**Objective**
Check each line of the material below for "Total", then copy the ones that contain it.

**Material**

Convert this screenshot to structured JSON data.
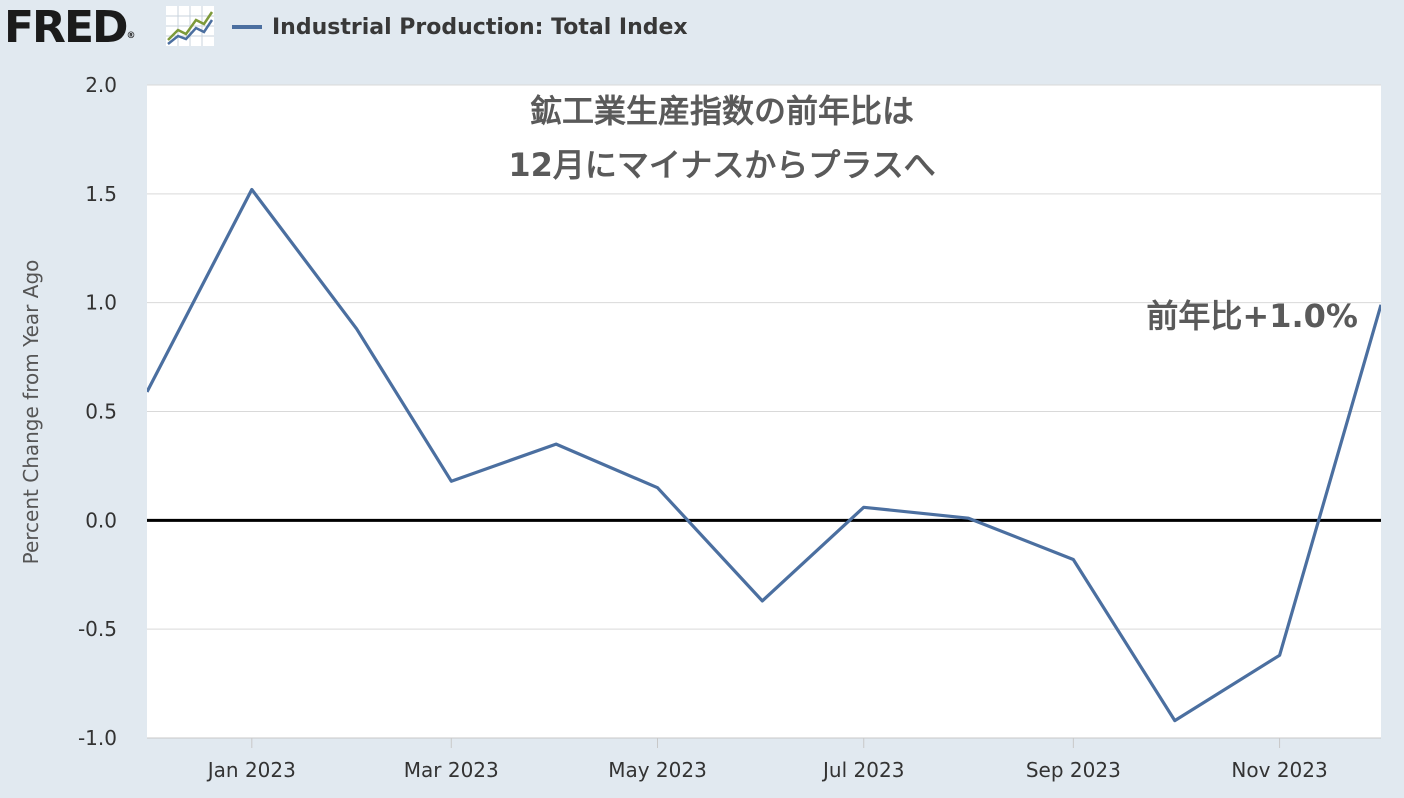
{
  "header": {
    "logo_text": "FRED",
    "logo_reg": "®",
    "legend_label": "Industrial Production: Total Index",
    "series_color": "#4b6fa0",
    "logo_icon": "line-chart-icon"
  },
  "chart_data": {
    "type": "line",
    "series": [
      {
        "name": "Industrial Production: Total Index",
        "dates": [
          "2022-12-01",
          "2023-01-01",
          "2023-02-01",
          "2023-03-01",
          "2023-04-01",
          "2023-05-01",
          "2023-06-01",
          "2023-07-01",
          "2023-08-01",
          "2023-09-01",
          "2023-10-01",
          "2023-11-01",
          "2023-12-01"
        ],
        "values": [
          0.59,
          1.52,
          0.88,
          0.18,
          0.35,
          0.15,
          -0.37,
          0.06,
          0.01,
          -0.18,
          -0.92,
          -0.62,
          0.99
        ],
        "color": "#4b6fa0"
      }
    ],
    "ylabel": "Percent Change from Year Ago",
    "ylim": [
      -1.0,
      2.0
    ],
    "yticks": [
      "2.0",
      "1.5",
      "1.0",
      "0.5",
      "0.0",
      "-0.5",
      "-1.0"
    ],
    "xticks": [
      {
        "date": "2023-01-01",
        "label": "Jan 2023"
      },
      {
        "date": "2023-03-01",
        "label": "Mar 2023"
      },
      {
        "date": "2023-05-01",
        "label": "May 2023"
      },
      {
        "date": "2023-07-01",
        "label": "Jul 2023"
      },
      {
        "date": "2023-09-01",
        "label": "Sep 2023"
      },
      {
        "date": "2023-11-01",
        "label": "Nov 2023"
      }
    ],
    "zero_line": true,
    "grid": true,
    "annotations": {
      "title_line1": "鉱工業生産指数の前年比は",
      "title_line2": "12月にマイナスからプラスへ",
      "value_label": "前年比+1.0%"
    }
  }
}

**Finished task**
    "legend_label": "Industrial Production: Total Index",
        "name": "Industrial Production: Total Index",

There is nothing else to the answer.